Implicature

Implicature is a nonlogical inference constituting part of what is conveyed by S[peaker] in uttering U within context C, without being part of what is said in U. As stressed by H. PAUL GRICE (1989), what is conveyed is generally far richer than what is directly expressed; linguistic MEANING radically underdetermines utterance interpretation. Pragmatic principles must be invoked to bridge this gap, for example, (1) (Harnish 1976: 340):

(1)
Make the strongest relevant claim justifiable by your evidence.

Precursors of (1) were proposed by Augustus De Morgan and John Stuart Mill in the mid-nineteenth century, and by P. F. Strawson and Robert Fogelin in the mid-twentieth (see Horn 1990), but the central contribution is Grice's, along with the recognition that such principles are not simply observed but rather systematically exploited to generate nonlogically valid inferences. From S's assertion that Some of the apples are ripe, H[earer] will tend to infer that (for all S knows) not all the apples are ripe, because if S had known all were ripe, she would have said so, given (1).

The first explicit and general account of such inferences is given by Grice (1961: §3), who distinguishes the nonentailment relations operative in (2):

(2)
a. She is poor but honest.
a'. There is some contrast between her poverty and her honesty.

Work to complete.
1. In the implicature excerpt, who proposed precursors of principle (1) in the mid-twentieth century?
2. Name every person mentioned in the implicature excerpt, including those cited only by surname, listing each once.
3. Please retype a passage of the implicature excerpt, beginning at the words that include "Make the strongest" and stopping after "poor but honest.".
Rely only on the implicature excerpt for the answers.

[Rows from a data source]
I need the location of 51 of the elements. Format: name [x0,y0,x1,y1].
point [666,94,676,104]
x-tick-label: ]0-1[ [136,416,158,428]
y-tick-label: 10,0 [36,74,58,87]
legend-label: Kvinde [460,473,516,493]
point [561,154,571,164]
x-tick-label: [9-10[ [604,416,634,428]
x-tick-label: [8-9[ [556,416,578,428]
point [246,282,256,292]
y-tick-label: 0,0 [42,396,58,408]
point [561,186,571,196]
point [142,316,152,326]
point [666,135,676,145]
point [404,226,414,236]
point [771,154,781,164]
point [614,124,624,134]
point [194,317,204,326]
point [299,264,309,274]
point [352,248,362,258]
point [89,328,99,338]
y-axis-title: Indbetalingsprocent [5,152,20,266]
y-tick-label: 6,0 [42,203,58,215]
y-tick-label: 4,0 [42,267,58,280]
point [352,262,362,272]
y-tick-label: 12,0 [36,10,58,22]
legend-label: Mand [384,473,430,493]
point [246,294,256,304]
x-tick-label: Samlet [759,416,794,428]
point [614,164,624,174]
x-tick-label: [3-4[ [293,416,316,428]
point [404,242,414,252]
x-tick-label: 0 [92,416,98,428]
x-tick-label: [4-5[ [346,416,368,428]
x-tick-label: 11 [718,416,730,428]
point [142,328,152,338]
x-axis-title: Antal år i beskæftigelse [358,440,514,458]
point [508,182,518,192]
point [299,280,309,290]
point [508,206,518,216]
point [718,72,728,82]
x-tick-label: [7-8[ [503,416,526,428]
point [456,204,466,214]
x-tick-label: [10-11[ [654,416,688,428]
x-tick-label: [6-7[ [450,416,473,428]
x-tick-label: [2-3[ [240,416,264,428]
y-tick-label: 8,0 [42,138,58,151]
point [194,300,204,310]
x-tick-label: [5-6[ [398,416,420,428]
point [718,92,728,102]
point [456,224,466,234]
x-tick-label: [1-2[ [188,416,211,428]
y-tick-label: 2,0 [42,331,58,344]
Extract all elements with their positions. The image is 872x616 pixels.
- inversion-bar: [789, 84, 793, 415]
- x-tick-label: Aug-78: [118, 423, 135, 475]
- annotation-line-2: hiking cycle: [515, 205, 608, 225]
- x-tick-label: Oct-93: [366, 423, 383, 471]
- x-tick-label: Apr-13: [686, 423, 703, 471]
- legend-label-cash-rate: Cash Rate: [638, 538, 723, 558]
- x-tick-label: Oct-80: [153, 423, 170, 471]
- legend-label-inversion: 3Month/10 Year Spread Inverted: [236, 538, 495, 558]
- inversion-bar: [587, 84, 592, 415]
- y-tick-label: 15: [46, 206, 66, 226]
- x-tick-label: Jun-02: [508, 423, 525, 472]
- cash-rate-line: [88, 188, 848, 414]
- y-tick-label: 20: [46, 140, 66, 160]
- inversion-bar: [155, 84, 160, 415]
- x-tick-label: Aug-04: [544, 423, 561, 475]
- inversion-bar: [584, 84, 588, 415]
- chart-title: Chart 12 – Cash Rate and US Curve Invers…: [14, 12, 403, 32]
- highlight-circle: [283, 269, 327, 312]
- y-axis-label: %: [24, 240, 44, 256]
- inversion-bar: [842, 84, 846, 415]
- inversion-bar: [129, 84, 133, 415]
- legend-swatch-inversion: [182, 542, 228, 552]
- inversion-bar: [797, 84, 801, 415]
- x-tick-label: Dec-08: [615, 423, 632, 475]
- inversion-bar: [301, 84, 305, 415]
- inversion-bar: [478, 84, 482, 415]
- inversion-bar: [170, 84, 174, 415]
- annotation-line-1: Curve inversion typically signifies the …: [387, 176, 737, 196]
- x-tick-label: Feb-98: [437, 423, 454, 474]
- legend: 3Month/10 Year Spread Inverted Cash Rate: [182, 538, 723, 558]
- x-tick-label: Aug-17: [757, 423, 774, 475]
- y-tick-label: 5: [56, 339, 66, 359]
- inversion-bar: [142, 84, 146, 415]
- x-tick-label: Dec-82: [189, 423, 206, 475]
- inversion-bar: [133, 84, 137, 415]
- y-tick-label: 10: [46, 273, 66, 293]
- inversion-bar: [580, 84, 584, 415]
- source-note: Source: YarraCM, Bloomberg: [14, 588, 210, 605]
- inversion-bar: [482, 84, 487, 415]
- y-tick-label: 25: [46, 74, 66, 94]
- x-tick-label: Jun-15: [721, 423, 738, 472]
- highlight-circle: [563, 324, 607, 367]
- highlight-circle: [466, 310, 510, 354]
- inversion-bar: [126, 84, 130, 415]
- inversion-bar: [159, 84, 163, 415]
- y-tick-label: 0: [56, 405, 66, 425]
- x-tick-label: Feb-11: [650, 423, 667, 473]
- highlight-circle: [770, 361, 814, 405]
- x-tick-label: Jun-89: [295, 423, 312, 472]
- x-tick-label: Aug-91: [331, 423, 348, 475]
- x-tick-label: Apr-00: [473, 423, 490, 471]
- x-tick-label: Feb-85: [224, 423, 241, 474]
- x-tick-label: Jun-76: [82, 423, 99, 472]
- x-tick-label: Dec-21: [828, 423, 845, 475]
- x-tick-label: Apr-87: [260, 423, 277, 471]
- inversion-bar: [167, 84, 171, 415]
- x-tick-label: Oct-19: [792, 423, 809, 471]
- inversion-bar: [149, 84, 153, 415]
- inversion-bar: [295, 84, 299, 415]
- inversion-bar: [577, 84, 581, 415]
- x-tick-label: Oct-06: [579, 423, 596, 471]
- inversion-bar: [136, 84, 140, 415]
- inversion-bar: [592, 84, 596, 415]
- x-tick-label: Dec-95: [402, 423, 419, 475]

Answer list.
1. P. F. Strawson and Robert Fogelin.

2. H. Paul Grice, Harnish, Augustus De Morgan, John Stuart Mill, P. F. Strawson, Robert Fogelin, Horn

3.
Make the strongest relevant claim justifiable by your evidence.

Precursors of (1) were proposed by Augustus De Morgan and John Stuart Mill in the mid-nineteenth century, and by P. F. Strawson and Robert Fogelin in the mid-twentieth (see Horn 1990), but the central contribution is Grice's, along with the recognition that such principles are not simply observed but rather systematically exploited to generate nonlogically valid inferences. From S's assertion that Some of the apples are ripe, H[earer] will tend to infer that (for all S knows) not all the apples are ripe, because if S had known all were ripe, she would have said so, given (1).

The first explicit and general account of such inferences is given by Grice (1961: §3), who distinguishes the nonentailment relations operative in (2):

(2)
a. She is poor but honest.